▸ STORED DATA

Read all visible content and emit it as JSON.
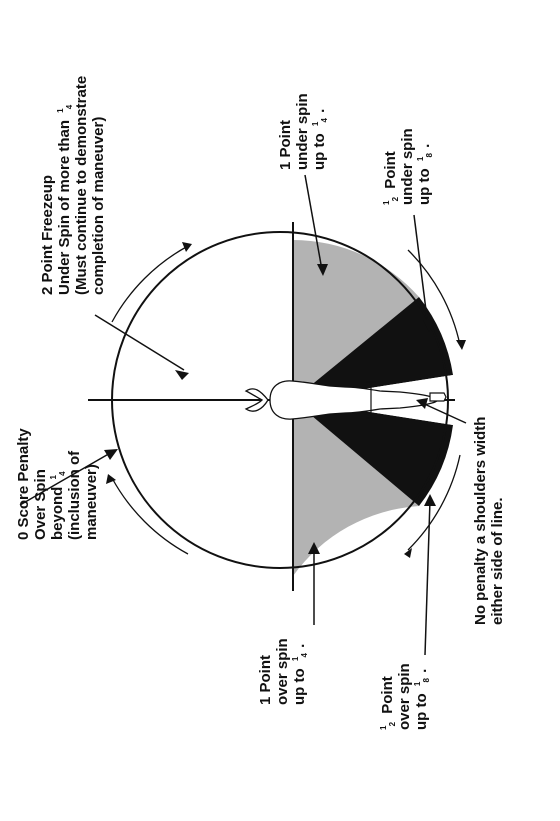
{
  "colors": {
    "line": "#111111",
    "gray_zone": "#b3b3b3",
    "black_zone": "#111111",
    "background": "#ffffff"
  },
  "labels": {
    "zero_score": {
      "line1": "0 Score Penalty",
      "line2": "Over Spin",
      "line3_text": "beyond",
      "line3_frac_num": "1",
      "line3_frac_den": "4",
      "line4": "(inclusion of",
      "line5": "maneuver)"
    },
    "two_point": {
      "line1": "2 Point Freezeup",
      "line2_text": "Under Spin of more than",
      "line2_frac_num": "1",
      "line2_frac_den": "4",
      "line3": "(Must continue to demonstrate",
      "line4": "completion of maneuver)"
    },
    "one_point_under": {
      "line1": "1 Point",
      "line2": "under spin",
      "line3_text": "up to",
      "frac_num": "1",
      "frac_den": "4",
      "tail": "."
    },
    "half_point_under": {
      "frac_num": "1",
      "frac_den": "2",
      "line1_text": "Point",
      "line2": "under spin",
      "line3_text": "up to",
      "frac2_num": "1",
      "frac2_den": "8",
      "tail": "."
    },
    "no_penalty": {
      "line1": "No penalty a shoulders width",
      "line2": "either side of line."
    },
    "one_point_over": {
      "line1": "1 Point",
      "line2": "over spin",
      "line3_text": "up to",
      "frac_num": "1",
      "frac_den": "4",
      "tail": "."
    },
    "half_point_over": {
      "frac_num": "1",
      "frac_den": "2",
      "line1_text": "Point",
      "line2": "over spin",
      "line3_text": "up to",
      "frac2_num": "1",
      "frac2_den": "8",
      "tail": "."
    }
  }
}
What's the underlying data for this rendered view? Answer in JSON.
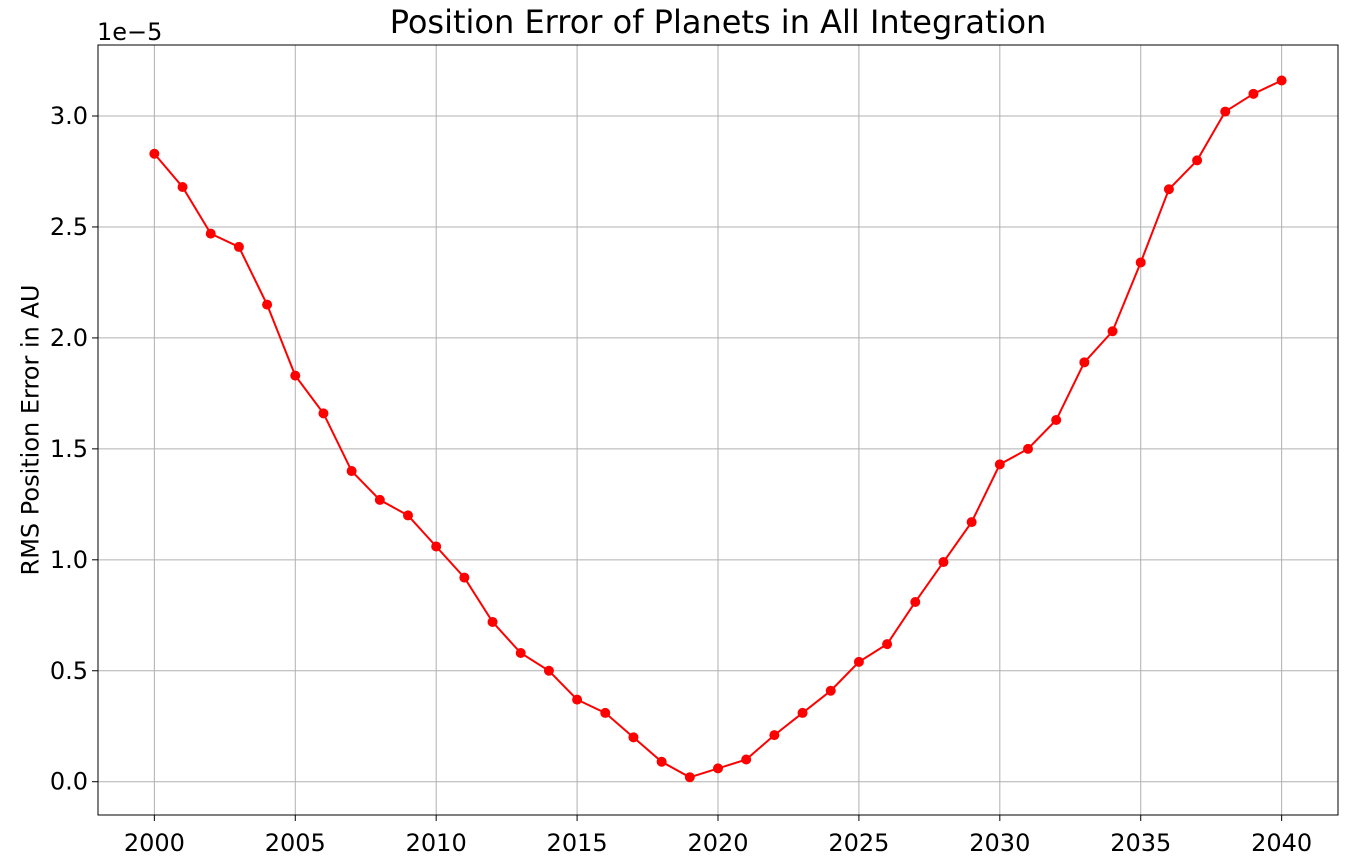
{
  "chart_data": {
    "type": "line",
    "title": "Position Error of Planets in All Integration",
    "xlabel": "",
    "ylabel": "RMS Position Error in AU",
    "y_offset_label": "1e−5",
    "xlim": [
      1998,
      2042
    ],
    "ylim": [
      -0.15,
      3.32
    ],
    "y_scale_factor": 1e-05,
    "grid": true,
    "xticks": [
      2000,
      2005,
      2010,
      2015,
      2020,
      2025,
      2030,
      2035,
      2040
    ],
    "xtick_labels": [
      "2000",
      "2005",
      "2010",
      "2015",
      "2020",
      "2025",
      "2030",
      "2035",
      "2040"
    ],
    "yticks": [
      0.0,
      0.5,
      1.0,
      1.5,
      2.0,
      2.5,
      3.0
    ],
    "ytick_labels": [
      "0.0",
      "0.5",
      "1.0",
      "1.5",
      "2.0",
      "2.5",
      "3.0"
    ],
    "series": [
      {
        "color": "#ff0000",
        "marker": "circle",
        "x": [
          2000,
          2001,
          2002,
          2003,
          2004,
          2005,
          2006,
          2007,
          2008,
          2009,
          2010,
          2011,
          2012,
          2013,
          2014,
          2015,
          2016,
          2017,
          2018,
          2019,
          2020,
          2021,
          2022,
          2023,
          2024,
          2025,
          2026,
          2027,
          2028,
          2029,
          2030,
          2031,
          2032,
          2033,
          2034,
          2035,
          2036,
          2037,
          2038,
          2039,
          2040
        ],
        "y": [
          2.83,
          2.68,
          2.47,
          2.41,
          2.15,
          1.83,
          1.66,
          1.4,
          1.27,
          1.2,
          1.06,
          0.92,
          0.72,
          0.58,
          0.5,
          0.37,
          0.31,
          0.2,
          0.09,
          0.02,
          0.06,
          0.1,
          0.21,
          0.31,
          0.41,
          0.54,
          0.62,
          0.81,
          0.99,
          1.17,
          1.43,
          1.5,
          1.63,
          1.89,
          2.03,
          2.34,
          2.67,
          2.8,
          3.02,
          3.1,
          3.16
        ]
      }
    ]
  }
}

▸ GIVEN REQUEST
Wherever "maneuver" shows up in a line, copy that line.

▸ OUTPUT FOR THIS TASK
      "line5": "maneuver)"
      "line4": "completion of maneuver)"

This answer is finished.